- **INSTRUCTIONS TO FOLLOW**
In the entries that follow, how many lines contain the word "psia"? Answer with the number only.

Records that describe figures
# # # #

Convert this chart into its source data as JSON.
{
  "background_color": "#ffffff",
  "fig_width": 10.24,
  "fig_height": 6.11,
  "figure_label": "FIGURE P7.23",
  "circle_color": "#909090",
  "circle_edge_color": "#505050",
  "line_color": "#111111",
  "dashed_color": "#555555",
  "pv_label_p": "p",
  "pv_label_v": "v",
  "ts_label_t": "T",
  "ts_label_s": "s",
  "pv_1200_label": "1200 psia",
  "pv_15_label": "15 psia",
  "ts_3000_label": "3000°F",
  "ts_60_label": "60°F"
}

# # # #

- **RESULT FOR THIS TASK**
2